Look through the records that follow. Copy every line containing the word "heading".

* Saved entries

-*-*-

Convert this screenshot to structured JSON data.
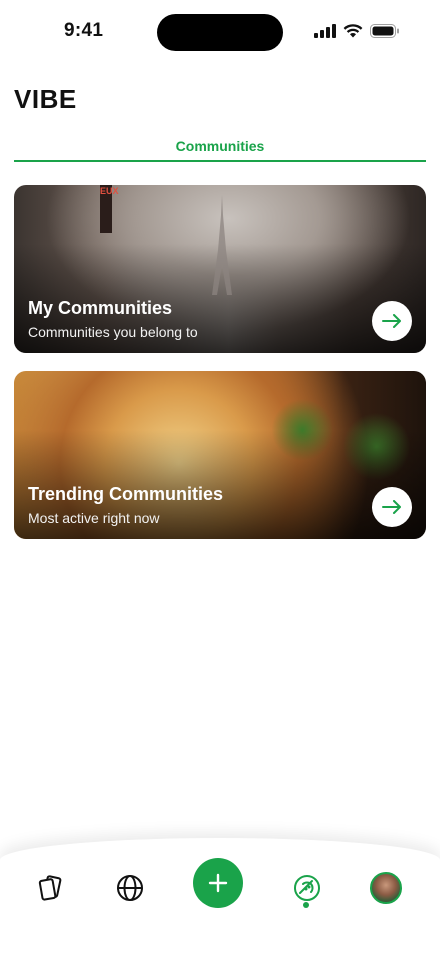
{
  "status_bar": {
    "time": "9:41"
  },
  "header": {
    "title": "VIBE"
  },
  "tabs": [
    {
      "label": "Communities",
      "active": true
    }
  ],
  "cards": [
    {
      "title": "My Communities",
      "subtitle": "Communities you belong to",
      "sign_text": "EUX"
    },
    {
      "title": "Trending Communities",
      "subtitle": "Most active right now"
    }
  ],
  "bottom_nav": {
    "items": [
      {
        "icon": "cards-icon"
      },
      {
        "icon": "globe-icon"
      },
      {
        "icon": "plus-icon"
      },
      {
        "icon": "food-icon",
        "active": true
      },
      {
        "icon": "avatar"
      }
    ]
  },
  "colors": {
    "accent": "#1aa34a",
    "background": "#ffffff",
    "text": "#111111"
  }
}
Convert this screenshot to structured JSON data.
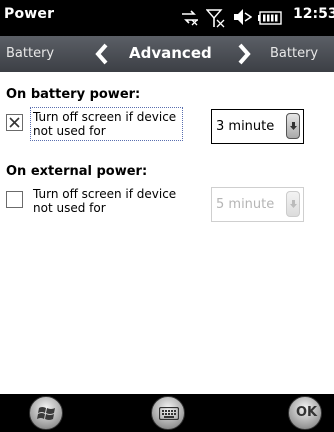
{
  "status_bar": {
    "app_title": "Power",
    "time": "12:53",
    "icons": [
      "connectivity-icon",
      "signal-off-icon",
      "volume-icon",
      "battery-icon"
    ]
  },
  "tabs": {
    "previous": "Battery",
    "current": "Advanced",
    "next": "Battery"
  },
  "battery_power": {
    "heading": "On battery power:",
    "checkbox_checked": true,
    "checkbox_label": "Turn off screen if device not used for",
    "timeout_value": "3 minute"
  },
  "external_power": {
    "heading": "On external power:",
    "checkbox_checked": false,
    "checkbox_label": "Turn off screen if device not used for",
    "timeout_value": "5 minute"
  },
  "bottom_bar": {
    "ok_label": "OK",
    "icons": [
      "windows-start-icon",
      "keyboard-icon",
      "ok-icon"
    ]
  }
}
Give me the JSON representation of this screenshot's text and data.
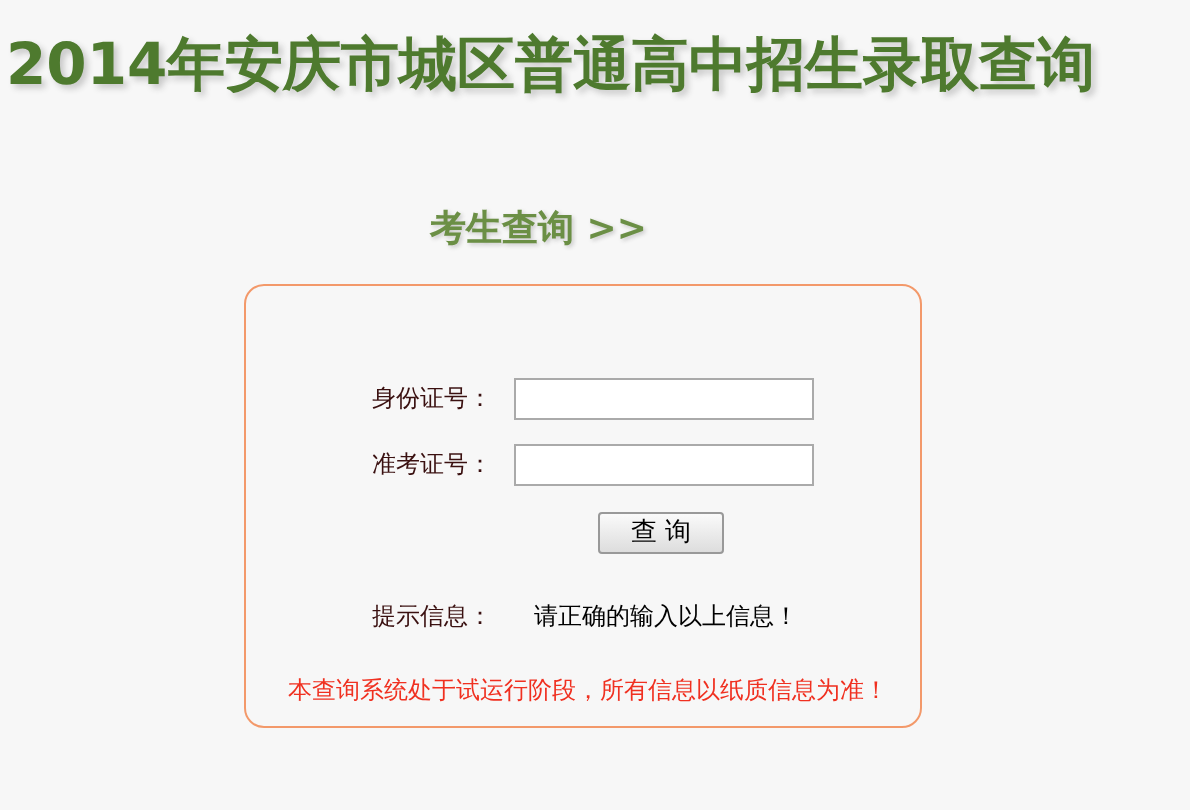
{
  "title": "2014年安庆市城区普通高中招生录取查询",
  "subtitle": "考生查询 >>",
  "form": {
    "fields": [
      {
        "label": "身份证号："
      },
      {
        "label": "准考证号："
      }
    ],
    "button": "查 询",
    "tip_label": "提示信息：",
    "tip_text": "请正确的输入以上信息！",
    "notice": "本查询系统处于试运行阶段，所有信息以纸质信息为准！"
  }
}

-*-*-

* Reply to the task
    "heading": "On battery power:",
    "heading": "On external power:",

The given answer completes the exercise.